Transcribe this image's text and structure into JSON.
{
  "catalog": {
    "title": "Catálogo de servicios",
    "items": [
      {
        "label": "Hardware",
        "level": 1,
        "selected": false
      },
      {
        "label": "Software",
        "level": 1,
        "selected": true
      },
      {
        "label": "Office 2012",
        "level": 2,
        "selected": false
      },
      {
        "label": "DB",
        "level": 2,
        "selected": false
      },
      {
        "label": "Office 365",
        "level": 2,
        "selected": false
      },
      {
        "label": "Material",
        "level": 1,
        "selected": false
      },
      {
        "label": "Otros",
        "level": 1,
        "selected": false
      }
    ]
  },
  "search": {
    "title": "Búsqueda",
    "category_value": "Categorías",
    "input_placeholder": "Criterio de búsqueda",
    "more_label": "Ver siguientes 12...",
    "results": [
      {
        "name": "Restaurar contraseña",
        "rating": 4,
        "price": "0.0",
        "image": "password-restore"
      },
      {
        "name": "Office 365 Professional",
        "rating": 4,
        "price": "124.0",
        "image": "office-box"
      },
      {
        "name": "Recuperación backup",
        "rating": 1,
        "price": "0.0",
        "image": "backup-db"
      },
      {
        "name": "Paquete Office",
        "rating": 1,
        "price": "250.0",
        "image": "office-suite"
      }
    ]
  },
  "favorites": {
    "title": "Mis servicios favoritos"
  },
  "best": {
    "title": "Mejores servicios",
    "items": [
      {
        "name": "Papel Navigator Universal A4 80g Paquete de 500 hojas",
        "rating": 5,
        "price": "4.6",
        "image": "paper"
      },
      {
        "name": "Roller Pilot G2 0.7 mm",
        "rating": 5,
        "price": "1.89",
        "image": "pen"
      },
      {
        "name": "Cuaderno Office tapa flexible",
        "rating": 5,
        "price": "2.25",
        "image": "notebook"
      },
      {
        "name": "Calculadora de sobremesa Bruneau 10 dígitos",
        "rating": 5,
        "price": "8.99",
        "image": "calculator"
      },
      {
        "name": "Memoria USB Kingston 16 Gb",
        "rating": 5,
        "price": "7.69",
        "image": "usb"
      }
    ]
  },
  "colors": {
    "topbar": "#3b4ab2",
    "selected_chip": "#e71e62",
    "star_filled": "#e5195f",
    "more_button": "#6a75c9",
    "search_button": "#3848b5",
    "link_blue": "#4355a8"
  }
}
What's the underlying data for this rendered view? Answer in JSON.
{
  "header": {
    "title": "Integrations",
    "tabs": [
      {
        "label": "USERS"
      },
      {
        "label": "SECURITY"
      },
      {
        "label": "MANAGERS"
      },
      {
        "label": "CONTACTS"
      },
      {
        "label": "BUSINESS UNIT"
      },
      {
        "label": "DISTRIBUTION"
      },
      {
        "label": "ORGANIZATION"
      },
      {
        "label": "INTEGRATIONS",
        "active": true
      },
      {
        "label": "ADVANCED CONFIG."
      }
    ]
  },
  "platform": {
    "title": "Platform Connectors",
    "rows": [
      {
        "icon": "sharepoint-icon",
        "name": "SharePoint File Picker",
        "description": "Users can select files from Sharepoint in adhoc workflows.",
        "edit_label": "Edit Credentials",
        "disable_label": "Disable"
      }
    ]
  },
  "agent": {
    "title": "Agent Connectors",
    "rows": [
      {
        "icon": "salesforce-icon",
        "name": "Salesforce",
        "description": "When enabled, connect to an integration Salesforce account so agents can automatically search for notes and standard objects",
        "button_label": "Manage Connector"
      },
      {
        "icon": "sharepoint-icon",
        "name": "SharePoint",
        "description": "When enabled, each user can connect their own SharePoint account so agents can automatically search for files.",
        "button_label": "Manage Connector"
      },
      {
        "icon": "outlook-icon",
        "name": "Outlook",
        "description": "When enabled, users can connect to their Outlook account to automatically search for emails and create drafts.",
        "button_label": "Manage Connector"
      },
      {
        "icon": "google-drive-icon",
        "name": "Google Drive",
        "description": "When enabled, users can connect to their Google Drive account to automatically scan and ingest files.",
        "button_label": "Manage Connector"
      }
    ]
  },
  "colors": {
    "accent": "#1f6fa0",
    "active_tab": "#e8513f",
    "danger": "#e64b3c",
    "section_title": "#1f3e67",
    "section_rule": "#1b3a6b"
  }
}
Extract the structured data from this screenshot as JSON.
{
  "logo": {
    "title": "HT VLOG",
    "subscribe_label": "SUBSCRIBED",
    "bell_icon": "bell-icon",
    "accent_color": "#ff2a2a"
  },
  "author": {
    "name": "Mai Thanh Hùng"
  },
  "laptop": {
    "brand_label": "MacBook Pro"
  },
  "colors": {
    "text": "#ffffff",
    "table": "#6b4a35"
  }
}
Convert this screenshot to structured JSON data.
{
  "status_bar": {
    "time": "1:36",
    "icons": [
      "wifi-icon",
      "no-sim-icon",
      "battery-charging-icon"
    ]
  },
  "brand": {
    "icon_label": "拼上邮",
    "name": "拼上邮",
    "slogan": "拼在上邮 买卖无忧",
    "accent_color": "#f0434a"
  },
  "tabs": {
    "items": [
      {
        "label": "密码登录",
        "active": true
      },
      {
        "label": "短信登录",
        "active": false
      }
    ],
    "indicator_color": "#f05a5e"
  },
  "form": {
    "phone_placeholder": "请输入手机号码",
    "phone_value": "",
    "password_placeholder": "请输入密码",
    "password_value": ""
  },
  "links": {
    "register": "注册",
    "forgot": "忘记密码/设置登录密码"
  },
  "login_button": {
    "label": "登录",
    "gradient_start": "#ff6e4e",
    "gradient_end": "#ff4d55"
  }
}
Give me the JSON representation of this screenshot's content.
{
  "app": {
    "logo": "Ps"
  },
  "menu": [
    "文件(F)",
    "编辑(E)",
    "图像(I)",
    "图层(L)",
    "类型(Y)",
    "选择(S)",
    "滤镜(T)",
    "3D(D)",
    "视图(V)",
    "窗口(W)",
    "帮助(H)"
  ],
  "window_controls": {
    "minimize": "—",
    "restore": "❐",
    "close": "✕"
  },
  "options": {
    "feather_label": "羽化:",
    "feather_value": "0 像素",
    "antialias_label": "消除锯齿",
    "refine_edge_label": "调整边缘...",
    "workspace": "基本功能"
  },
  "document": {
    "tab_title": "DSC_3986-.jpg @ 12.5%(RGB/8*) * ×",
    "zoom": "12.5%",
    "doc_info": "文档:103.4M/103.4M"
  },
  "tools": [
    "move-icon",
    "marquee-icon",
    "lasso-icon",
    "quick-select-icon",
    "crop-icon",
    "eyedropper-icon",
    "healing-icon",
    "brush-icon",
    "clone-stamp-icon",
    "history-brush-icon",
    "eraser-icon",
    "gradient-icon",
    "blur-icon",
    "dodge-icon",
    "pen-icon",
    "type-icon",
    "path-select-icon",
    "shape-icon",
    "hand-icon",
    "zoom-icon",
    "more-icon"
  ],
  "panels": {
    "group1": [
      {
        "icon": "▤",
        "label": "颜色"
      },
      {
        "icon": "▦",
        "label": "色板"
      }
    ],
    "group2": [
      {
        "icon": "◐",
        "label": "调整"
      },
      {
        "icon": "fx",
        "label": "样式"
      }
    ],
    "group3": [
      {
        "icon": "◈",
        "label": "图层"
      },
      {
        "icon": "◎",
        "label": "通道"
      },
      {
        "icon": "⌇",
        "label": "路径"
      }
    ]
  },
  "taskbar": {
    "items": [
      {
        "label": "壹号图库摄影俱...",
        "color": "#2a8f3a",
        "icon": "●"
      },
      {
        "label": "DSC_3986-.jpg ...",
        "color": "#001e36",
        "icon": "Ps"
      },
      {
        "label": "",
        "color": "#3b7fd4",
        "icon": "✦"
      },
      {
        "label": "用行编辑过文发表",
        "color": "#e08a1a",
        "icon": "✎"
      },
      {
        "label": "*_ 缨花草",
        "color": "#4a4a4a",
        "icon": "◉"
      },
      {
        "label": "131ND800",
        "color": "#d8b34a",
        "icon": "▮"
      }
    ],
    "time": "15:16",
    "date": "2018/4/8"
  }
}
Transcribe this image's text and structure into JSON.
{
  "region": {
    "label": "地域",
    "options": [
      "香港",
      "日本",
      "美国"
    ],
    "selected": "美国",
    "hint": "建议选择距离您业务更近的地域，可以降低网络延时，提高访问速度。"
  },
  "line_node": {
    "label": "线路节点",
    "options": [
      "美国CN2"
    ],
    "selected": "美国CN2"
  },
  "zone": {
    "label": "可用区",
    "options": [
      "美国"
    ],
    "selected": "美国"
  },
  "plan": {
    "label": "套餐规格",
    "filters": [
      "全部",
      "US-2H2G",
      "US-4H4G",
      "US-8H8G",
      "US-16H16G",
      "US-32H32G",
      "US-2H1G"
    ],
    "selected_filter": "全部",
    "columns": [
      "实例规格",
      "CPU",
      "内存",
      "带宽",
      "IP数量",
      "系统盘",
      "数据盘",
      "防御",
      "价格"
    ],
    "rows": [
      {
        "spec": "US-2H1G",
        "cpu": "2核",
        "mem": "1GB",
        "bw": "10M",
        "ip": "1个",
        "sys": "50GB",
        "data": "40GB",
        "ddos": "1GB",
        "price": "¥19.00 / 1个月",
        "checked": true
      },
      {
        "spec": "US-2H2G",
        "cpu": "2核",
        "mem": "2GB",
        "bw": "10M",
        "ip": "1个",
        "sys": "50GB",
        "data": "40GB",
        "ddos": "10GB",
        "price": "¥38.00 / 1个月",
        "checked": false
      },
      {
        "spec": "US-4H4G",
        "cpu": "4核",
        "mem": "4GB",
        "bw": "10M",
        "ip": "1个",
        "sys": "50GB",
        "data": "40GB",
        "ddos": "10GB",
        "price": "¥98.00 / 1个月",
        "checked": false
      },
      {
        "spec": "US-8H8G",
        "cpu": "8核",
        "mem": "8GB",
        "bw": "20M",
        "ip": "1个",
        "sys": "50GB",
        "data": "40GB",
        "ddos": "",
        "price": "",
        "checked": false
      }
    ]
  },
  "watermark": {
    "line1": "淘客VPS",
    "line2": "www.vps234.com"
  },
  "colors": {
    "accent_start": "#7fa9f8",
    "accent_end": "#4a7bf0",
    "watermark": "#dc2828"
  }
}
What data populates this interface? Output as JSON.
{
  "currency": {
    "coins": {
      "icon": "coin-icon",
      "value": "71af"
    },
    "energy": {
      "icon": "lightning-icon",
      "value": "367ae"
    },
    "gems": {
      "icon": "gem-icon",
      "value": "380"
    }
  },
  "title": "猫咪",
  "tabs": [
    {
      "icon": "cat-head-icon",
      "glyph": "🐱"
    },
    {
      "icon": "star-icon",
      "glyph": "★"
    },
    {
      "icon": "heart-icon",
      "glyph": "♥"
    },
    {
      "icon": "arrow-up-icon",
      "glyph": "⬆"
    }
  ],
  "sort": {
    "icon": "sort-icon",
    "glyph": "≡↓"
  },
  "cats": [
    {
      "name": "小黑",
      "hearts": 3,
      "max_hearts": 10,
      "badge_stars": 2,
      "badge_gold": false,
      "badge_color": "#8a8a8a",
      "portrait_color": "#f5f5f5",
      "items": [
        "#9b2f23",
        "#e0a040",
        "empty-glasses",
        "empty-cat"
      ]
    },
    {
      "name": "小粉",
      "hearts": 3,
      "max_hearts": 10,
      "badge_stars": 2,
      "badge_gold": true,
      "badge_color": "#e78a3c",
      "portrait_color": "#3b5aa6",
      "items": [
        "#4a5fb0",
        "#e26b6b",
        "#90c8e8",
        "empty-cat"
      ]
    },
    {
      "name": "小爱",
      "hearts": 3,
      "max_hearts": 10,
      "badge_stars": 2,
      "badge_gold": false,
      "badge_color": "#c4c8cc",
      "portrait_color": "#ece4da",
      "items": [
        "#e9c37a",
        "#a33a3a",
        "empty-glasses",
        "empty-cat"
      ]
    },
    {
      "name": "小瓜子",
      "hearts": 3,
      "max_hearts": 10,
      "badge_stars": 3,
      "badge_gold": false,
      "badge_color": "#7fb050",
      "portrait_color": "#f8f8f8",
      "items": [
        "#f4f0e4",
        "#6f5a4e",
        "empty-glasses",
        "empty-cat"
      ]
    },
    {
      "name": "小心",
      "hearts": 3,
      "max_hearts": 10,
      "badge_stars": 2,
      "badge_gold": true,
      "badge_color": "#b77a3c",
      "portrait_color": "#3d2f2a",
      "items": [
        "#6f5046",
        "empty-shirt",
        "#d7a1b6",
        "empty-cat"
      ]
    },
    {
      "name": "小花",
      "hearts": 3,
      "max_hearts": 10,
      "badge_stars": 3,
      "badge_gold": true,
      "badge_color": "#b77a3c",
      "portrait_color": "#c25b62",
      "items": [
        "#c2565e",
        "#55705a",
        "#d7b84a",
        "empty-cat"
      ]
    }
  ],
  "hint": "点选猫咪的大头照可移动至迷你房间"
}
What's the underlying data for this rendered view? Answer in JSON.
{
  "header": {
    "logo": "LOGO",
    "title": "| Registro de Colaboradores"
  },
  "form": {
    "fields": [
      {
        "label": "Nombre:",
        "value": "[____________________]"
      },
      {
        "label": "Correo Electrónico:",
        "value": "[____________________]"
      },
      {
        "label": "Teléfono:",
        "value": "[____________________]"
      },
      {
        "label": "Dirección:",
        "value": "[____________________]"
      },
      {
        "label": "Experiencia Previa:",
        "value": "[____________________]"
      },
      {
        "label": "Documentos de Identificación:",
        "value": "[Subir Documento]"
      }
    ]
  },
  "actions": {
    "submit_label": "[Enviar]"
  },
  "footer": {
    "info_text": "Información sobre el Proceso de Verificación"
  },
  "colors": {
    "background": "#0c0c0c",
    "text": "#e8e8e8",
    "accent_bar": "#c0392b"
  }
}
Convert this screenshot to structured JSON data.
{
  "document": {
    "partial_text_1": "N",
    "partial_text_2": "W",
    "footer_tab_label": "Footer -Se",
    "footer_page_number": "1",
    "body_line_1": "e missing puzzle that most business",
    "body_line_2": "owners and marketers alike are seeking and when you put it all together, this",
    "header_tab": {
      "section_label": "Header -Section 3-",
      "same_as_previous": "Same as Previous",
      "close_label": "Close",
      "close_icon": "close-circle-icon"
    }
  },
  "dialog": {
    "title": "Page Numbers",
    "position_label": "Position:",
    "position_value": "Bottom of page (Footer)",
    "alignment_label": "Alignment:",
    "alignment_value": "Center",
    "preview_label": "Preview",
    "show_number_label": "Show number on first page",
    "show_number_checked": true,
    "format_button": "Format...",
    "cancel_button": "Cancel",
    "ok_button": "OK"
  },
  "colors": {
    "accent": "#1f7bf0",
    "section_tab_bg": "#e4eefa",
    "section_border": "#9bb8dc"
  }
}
---------------
In the entries above, identify each line that includes the string "spec", then copy it.

        "spec": "US-2H1G",
        "spec": "US-2H2G",
        "spec": "US-4H4G",
        "spec": "US-8H8G",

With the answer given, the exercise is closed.